YOUR GOAL
For every entry below, give it back exactly and leave out any image.
---- PROVIDED INFORMATION
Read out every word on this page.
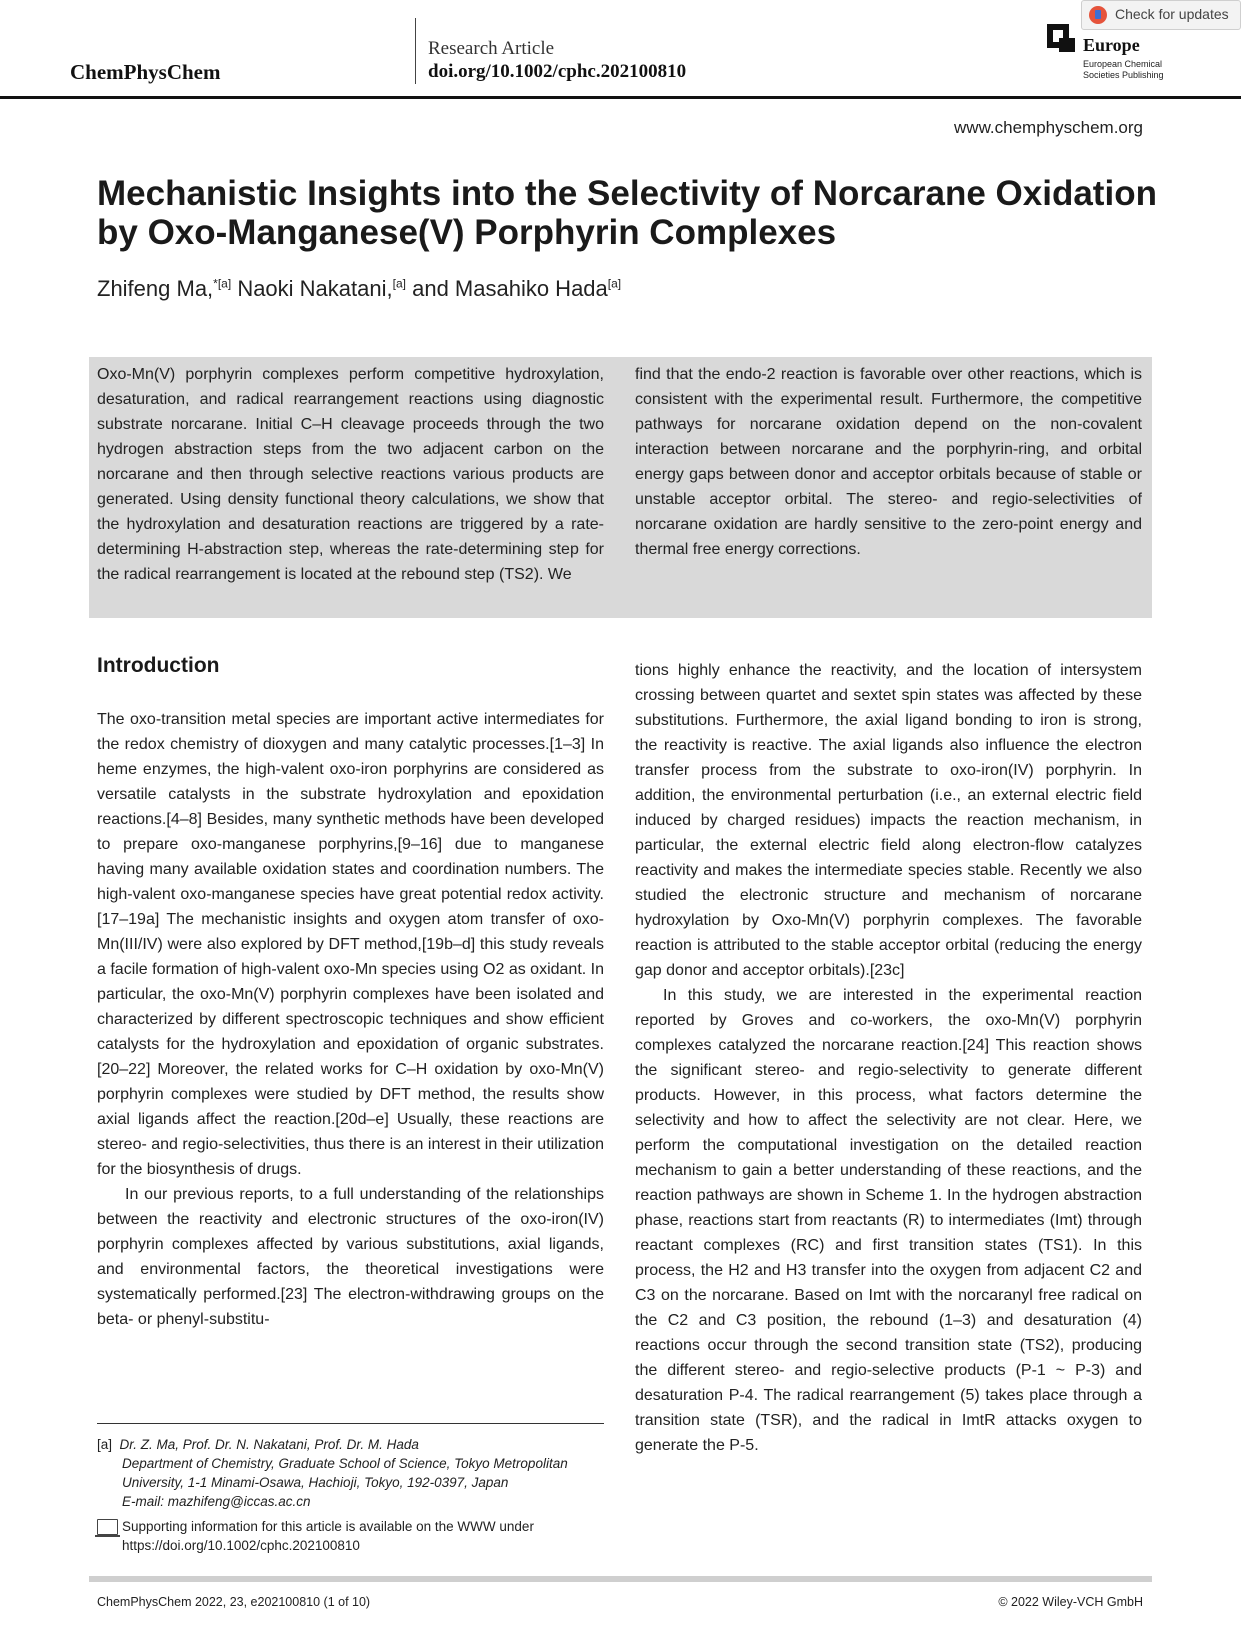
ChemPhysChem
Research Article
doi.org/10.1002/cphc.202100810
Europe
European Chemical Societies Publishing
Check for updates
www.chemphyschem.org
Mechanistic Insights into the Selectivity of Norcarane Oxidation by Oxo-Manganese(V) Porphyrin Complexes
Zhifeng Ma,$^{*[a]}$ Naoki Nakatani,[a] and Masahiko Hada[a]
Oxo-Mn(V) porphyrin complexes perform competitive hydroxylation, desaturation, and radical rearrangement reactions using diagnostic substrate norcarane. Initial C–H cleavage proceeds through the two hydrogen abstraction steps from the two adjacent carbon on the norcarane and then through selective reactions various products are generated. Using density functional theory calculations, we show that the hydroxylation and desaturation reactions are triggered by a rate-determining H-abstraction step, whereas the rate-determining step for the radical rearrangement is located at the rebound step (TS2). We
find that the endo-2 reaction is favorable over other reactions, which is consistent with the experimental result. Furthermore, the competitive pathways for norcarane oxidation depend on the non-covalent interaction between norcarane and the porphyrin-ring, and orbital energy gaps between donor and acceptor orbitals because of stable or unstable acceptor orbital. The stereo- and regio-selectivities of norcarane oxidation are hardly sensitive to the zero-point energy and thermal free energy corrections.
Introduction

The oxo-transition metal species are important active intermediates for the redox chemistry of dioxygen and many catalytic processes.[1–3] In heme enzymes, the high-valent oxo-iron porphyrins are considered as versatile catalysts in the substrate hydroxylation and epoxidation reactions.[4–8] Besides, many synthetic methods have been developed to prepare oxo-manganese porphyrins,[9–16] due to manganese having many available oxidation states and coordination numbers. The high-valent oxo-manganese species have great potential redox activity.[17–19a] The mechanistic insights and oxygen atom transfer of oxo-Mn(III/IV) were also explored by DFT method,[19b–d] this study reveals a facile formation of high-valent oxo-Mn species using O2 as oxidant. In particular, the oxo-Mn(V) porphyrin complexes have been isolated and characterized by different spectroscopic techniques and show efficient catalysts for the hydroxylation and epoxidation of organic substrates.[20–22] Moreover, the related works for C–H oxidation by oxo-Mn(V) porphyrin complexes were studied by DFT method, the results show axial ligands affect the reaction.[20d–e] Usually, these reactions are stereo- and regio-selectivities, thus there is an interest in their utilization for the biosynthesis of drugs.

In our previous reports, to a full understanding of the relationships between the reactivity and electronic structures of the oxo-iron(IV) porphyrin complexes affected by various substitutions, axial ligands, and environmental factors, the theoretical investigations were systematically performed.[23] The electron-withdrawing groups on the beta- or phenyl-substitu-

tions highly enhance the reactivity, and the location of intersystem crossing between quartet and sextet spin states was affected by these substitutions. Furthermore, the axial ligand bonding to iron is strong, the reactivity is reactive. The axial ligands also influence the electron transfer process from the substrate to oxo-iron(IV) porphyrin. In addition, the environmental perturbation (i.e., an external electric field induced by charged residues) impacts the reaction mechanism, in particular, the external electric field along electron-flow catalyzes reactivity and makes the intermediate species stable. Recently we also studied the electronic structure and mechanism of norcarane hydroxylation by Oxo-Mn(V) porphyrin complexes. The favorable reaction is attributed to the stable acceptor orbital (reducing the energy gap donor and acceptor orbitals).[23c]

In this study, we are interested in the experimental reaction reported by Groves and co-workers, the oxo-Mn(V) porphyrin complexes catalyzed the norcarane reaction.[24] This reaction shows the significant stereo- and regio-selectivity to generate different products. However, in this process, what factors determine the selectivity and how to affect the selectivity are not clear. Here, we perform the computational investigation on the detailed reaction mechanism to gain a better understanding of these reactions, and the reaction pathways are shown in Scheme 1. In the hydrogen abstraction phase, reactions start from reactants (R) to intermediates (Imt) through reactant complexes (RC) and first transition states (TS1). In this process, the H2 and H3 transfer into the oxygen from adjacent C2 and C3 on the norcarane. Based on Imt with the norcaranyl free radical on the C2 and C3 position, the rebound (1–3) and desaturation (4) reactions occur through the second transition state (TS2), producing the different stereo- and regio-selective products (P-1 ~ P-3) and desaturation P-4. The radical rearrangement (5) takes place through a transition state (TSR), and the radical in ImtR attacks oxygen to generate the P-5.

[a] Dr. Z. Ma, Prof. Dr. N. Nakatani, Prof. Dr. M. Hada
Department of Chemistry, Graduate School of Science, Tokyo Metropolitan University, 1-1 Minami-Osawa, Hachioji, Tokyo, 192-0397, Japan
E-mail: mazhifeng@iccas.ac.cn
Supporting information for this article is available on the WWW under https://doi.org/10.1002/cphc.202100810
ChemPhysChem 2022, 23, e202100810 (1 of 10)	© 2022 Wiley-VCH GmbH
--------
TASK SOLUTION
Read out every word on this page.
ChemPhysChem
Research Article
doi.org/10.1002/cphc.202100810
Europe
European Chemical Societies Publishing
Check for updates
www.chemphyschem.org
Mechanistic Insights into the Selectivity of Norcarane Oxidation by Oxo-Manganese(V) Porphyrin Complexes
Zhifeng Ma,$^{*[a]}$ Naoki Nakatani,[a] and Masahiko Hada[a]
Oxo-Mn(V) porphyrin complexes perform competitive hydroxylation, desaturation, and radical rearrangement reactions using diagnostic substrate norcarane. Initial C–H cleavage proceeds through the two hydrogen abstraction steps from the two adjacent carbon on the norcarane and then through selective reactions various products are generated. Using density functional theory calculations, we show that the hydroxylation and desaturation reactions are triggered by a rate-determining H-abstraction step, whereas the rate-determining step for the radical rearrangement is located at the rebound step (TS2). We
find that the endo-2 reaction is favorable over other reactions, which is consistent with the experimental result. Furthermore, the competitive pathways for norcarane oxidation depend on the non-covalent interaction between norcarane and the porphyrin-ring, and orbital energy gaps between donor and acceptor orbitals because of stable or unstable acceptor orbital. The stereo- and regio-selectivities of norcarane oxidation are hardly sensitive to the zero-point energy and thermal free energy corrections.
Introduction

The oxo-transition metal species are important active intermediates for the redox chemistry of dioxygen and many catalytic processes.[1–3] In heme enzymes, the high-valent oxo-iron porphyrins are considered as versatile catalysts in the substrate hydroxylation and epoxidation reactions.[4–8] Besides, many synthetic methods have been developed to prepare oxo-manganese porphyrins,[9–16] due to manganese having many available oxidation states and coordination numbers. The high-valent oxo-manganese species have great potential redox activity.[17–19a] The mechanistic insights and oxygen atom transfer of oxo-Mn(III/IV) were also explored by DFT method,[19b–d] this study reveals a facile formation of high-valent oxo-Mn species using O2 as oxidant. In particular, the oxo-Mn(V) porphyrin complexes have been isolated and characterized by different spectroscopic techniques and show efficient catalysts for the hydroxylation and epoxidation of organic substrates.[20–22] Moreover, the related works for C–H oxidation by oxo-Mn(V) porphyrin complexes were studied by DFT method, the results show axial ligands affect the reaction.[20d–e] Usually, these reactions are stereo- and regio-selectivities, thus there is an interest in their utilization for the biosynthesis of drugs.

In our previous reports, to a full understanding of the relationships between the reactivity and electronic structures of the oxo-iron(IV) porphyrin complexes affected by various substitutions, axial ligands, and environmental factors, the theoretical investigations were systematically performed.[23] The electron-withdrawing groups on the beta- or phenyl-substitu-

tions highly enhance the reactivity, and the location of intersystem crossing between quartet and sextet spin states was affected by these substitutions. Furthermore, the axial ligand bonding to iron is strong, the reactivity is reactive. The axial ligands also influence the electron transfer process from the substrate to oxo-iron(IV) porphyrin. In addition, the environmental perturbation (i.e., an external electric field induced by charged residues) impacts the reaction mechanism, in particular, the external electric field along electron-flow catalyzes reactivity and makes the intermediate species stable. Recently we also studied the electronic structure and mechanism of norcarane hydroxylation by Oxo-Mn(V) porphyrin complexes. The favorable reaction is attributed to the stable acceptor orbital (reducing the energy gap donor and acceptor orbitals).[23c]

In this study, we are interested in the experimental reaction reported by Groves and co-workers, the oxo-Mn(V) porphyrin complexes catalyzed the norcarane reaction.[24] This reaction shows the significant stereo- and regio-selectivity to generate different products. However, in this process, what factors determine the selectivity and how to affect the selectivity are not clear. Here, we perform the computational investigation on the detailed reaction mechanism to gain a better understanding of these reactions, and the reaction pathways are shown in Scheme 1. In the hydrogen abstraction phase, reactions start from reactants (R) to intermediates (Imt) through reactant complexes (RC) and first transition states (TS1). In this process, the H2 and H3 transfer into the oxygen from adjacent C2 and C3 on the norcarane. Based on Imt with the norcaranyl free radical on the C2 and C3 position, the rebound (1–3) and desaturation (4) reactions occur through the second transition state (TS2), producing the different stereo- and regio-selective products (P-1 ~ P-3) and desaturation P-4. The radical rearrangement (5) takes place through a transition state (TSR), and the radical in ImtR attacks oxygen to generate the P-5.

[a] Dr. Z. Ma, Prof. Dr. N. Nakatani, Prof. Dr. M. Hada
Department of Chemistry, Graduate School of Science, Tokyo Metropolitan University, 1-1 Minami-Osawa, Hachioji, Tokyo, 192-0397, Japan
E-mail: mazhifeng@iccas.ac.cn
Supporting information for this article is available on the WWW under https://doi.org/10.1002/cphc.202100810
ChemPhysChem 2022, 23, e202100810 (1 of 10)	© 2022 Wiley-VCH GmbH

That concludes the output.